Quoted passage:
=-=-=
Sergey Brin is promising Google's self-driving cars will be available for everyone within five years, and says that his company's current fleet of vehicles has managed to drive 50,000 miles without humans having to take the wheel.
Google has over 300,000 miles of automated-driving testing under its belt already, he said, and the company will begin rolling out cars for its staff as soon as possible. He promised, despite unhappy faces from his engineers, that it would take fewer years than he had fingers on his right hand before they were available to everyone – although the price wasn't mentioned.
Automated driving systems are essential for the future, he said, since they will be safer and more economical than the current system. Over 40,000 people are killed in road accidents in the US and many more injured, and automating vehicles should cut this number significantly, as well as opening up transport to people that can't currently drive.
"This has the power to change lives," Brin said. "Too many people are underserved by the current transport system. They are blind, or too young to drive, or too old, or intoxicated."
Manual operation of cars is highly inefficient, he pointed out. Automated cars could make more efficient use of the road and eliminate the need for large car parks that "scar the landscape" by parking themselves into tighter areas than humans could manage and operating independently in car-sharing schemes.
=-=-=
Given exercise A:
Translate this sentence from the self-driving car article into Spanish: "Manual operation of cars is highly inefficient, he pointed out."
Given exercise B:
Duplicate the rows below verbatim, everything from the row containing "part-7-front-pipe-box [24,318,437,486]" down to the row containing "callout-18: 18 [647,383,674,411]", both included.
=-=-=
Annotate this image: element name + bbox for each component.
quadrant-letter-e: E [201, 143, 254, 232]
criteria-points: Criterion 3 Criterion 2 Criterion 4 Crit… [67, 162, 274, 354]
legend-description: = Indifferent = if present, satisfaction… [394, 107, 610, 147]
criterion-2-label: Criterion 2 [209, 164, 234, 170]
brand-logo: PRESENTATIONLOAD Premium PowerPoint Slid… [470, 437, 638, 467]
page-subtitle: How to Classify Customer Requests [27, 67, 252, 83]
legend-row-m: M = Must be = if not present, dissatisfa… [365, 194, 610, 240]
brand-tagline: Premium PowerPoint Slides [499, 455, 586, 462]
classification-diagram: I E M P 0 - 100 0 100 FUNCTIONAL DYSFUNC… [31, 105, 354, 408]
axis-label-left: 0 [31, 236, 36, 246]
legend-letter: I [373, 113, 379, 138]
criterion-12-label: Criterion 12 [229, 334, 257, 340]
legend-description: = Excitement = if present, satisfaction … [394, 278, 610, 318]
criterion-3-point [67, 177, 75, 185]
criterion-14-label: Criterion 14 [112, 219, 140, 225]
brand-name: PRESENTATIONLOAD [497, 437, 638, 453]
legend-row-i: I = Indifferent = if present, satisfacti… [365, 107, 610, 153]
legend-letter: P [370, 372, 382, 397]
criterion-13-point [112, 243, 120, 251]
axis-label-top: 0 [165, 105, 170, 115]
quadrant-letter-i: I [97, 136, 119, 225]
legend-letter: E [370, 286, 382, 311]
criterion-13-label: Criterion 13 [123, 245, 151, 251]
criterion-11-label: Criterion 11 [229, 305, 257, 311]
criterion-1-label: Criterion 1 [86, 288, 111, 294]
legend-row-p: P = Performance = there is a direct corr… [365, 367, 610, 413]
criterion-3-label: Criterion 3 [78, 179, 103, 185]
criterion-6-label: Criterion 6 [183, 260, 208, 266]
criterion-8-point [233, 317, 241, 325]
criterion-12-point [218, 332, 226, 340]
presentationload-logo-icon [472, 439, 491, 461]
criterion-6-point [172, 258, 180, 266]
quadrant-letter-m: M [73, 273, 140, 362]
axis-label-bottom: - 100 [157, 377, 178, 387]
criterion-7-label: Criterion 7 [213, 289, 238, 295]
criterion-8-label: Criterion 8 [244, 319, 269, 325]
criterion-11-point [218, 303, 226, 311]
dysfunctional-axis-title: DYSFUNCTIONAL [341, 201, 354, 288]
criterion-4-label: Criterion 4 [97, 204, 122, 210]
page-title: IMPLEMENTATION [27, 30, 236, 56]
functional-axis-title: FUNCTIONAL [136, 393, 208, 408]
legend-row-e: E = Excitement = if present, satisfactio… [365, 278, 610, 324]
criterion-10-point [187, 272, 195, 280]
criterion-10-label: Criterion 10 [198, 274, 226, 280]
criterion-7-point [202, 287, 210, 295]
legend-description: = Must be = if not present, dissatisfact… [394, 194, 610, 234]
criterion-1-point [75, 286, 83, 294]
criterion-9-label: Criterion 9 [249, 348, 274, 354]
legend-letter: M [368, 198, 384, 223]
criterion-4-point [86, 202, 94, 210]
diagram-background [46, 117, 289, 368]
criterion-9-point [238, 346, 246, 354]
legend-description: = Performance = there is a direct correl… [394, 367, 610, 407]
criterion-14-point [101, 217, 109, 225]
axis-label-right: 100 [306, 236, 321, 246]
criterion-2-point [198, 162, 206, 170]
=-=-=
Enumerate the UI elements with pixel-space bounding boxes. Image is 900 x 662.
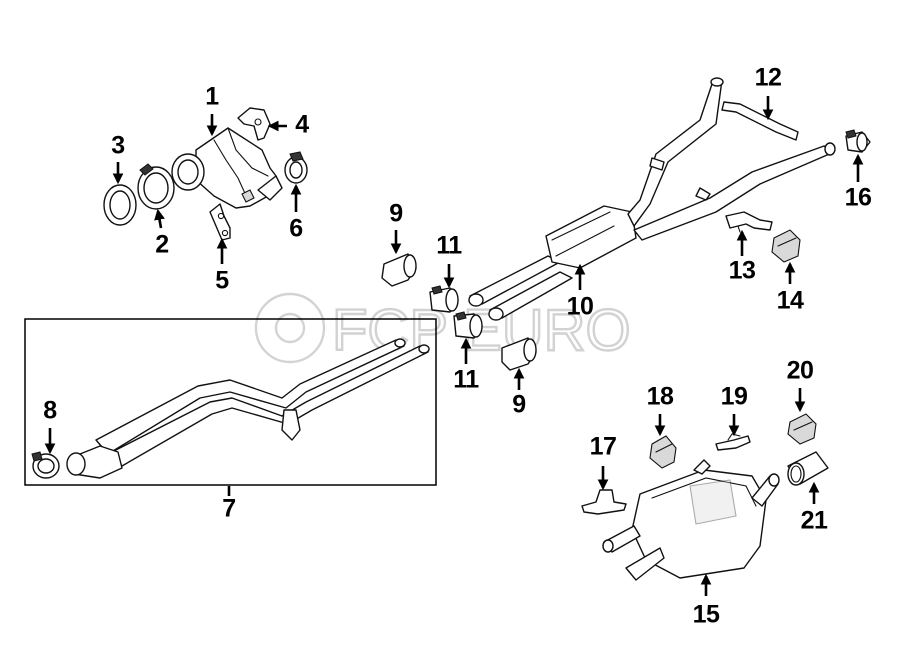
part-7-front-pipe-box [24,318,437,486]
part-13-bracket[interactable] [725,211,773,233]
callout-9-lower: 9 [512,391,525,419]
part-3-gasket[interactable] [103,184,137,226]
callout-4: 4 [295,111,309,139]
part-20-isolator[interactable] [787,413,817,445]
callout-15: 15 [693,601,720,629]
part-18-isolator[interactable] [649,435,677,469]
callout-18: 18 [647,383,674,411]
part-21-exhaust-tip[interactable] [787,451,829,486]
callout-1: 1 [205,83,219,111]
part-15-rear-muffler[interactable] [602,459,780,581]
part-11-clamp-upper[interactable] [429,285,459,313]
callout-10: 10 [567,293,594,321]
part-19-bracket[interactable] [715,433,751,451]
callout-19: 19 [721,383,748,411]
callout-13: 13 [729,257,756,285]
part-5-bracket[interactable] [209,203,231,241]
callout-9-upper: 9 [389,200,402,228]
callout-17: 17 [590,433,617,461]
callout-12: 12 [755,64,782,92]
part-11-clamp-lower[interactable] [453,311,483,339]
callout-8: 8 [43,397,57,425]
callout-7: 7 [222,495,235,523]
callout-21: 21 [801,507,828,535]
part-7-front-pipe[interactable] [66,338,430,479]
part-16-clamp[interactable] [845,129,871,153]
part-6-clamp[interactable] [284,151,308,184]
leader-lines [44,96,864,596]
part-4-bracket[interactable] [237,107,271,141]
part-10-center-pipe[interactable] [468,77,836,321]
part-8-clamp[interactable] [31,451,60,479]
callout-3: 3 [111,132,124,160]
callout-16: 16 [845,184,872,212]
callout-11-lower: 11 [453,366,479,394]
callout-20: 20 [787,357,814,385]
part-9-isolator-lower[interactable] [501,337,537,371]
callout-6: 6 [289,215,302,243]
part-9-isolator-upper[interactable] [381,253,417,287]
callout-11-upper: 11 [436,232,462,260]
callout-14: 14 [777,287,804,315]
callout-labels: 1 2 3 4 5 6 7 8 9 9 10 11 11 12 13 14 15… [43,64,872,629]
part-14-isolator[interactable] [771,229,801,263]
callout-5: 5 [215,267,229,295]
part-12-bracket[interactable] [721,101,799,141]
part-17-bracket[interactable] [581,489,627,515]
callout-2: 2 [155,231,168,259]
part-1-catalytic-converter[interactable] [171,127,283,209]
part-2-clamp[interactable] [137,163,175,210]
=-=-=
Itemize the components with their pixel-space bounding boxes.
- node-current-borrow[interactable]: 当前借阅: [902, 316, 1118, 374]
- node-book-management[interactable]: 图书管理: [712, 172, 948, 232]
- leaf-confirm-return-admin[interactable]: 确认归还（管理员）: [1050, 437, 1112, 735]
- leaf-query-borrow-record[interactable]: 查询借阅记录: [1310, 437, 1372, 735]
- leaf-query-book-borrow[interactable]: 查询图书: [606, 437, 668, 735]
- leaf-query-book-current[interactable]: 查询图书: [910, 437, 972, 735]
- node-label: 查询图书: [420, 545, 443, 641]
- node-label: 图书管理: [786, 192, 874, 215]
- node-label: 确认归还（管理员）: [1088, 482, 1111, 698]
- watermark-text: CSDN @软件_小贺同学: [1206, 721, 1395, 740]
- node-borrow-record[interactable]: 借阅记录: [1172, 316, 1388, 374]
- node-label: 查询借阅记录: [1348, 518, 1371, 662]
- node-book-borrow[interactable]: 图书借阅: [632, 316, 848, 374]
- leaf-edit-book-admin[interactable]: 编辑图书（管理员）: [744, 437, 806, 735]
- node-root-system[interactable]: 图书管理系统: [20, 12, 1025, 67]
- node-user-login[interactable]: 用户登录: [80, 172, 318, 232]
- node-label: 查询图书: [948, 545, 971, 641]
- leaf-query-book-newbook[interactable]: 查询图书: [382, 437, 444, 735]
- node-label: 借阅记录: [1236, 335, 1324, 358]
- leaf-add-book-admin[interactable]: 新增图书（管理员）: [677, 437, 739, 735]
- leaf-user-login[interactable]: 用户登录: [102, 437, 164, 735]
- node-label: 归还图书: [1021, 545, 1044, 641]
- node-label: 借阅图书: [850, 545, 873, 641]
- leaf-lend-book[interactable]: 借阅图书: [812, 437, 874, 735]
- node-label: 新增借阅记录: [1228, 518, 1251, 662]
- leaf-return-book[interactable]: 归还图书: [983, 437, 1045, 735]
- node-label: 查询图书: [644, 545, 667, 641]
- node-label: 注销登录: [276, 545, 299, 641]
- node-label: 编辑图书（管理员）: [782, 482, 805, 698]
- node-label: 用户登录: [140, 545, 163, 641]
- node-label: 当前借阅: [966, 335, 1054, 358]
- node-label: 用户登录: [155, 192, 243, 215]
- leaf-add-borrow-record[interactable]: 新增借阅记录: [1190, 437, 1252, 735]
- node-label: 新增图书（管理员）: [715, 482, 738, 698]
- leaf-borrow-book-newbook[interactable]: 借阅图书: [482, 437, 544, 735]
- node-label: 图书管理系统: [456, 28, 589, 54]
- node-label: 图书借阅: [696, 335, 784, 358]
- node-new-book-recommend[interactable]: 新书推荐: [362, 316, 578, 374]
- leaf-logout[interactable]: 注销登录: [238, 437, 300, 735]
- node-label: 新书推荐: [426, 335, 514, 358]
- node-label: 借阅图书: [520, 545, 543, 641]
=-=-=
Correct output A:
La conducción manual de los automóviles es sumamente ineficiente, señaló.

Correct output B:
part-7-front-pipe-box [24,318,437,486]
part-13-bracket[interactable] [725,211,773,233]
callout-9-lower: 9 [512,391,525,419]
part-3-gasket[interactable] [103,184,137,226]
callout-4: 4 [295,111,309,139]
part-20-isolator[interactable] [787,413,817,445]
callout-15: 15 [693,601,720,629]
part-18-isolator[interactable] [649,435,677,469]
callout-18: 18 [647,383,674,411]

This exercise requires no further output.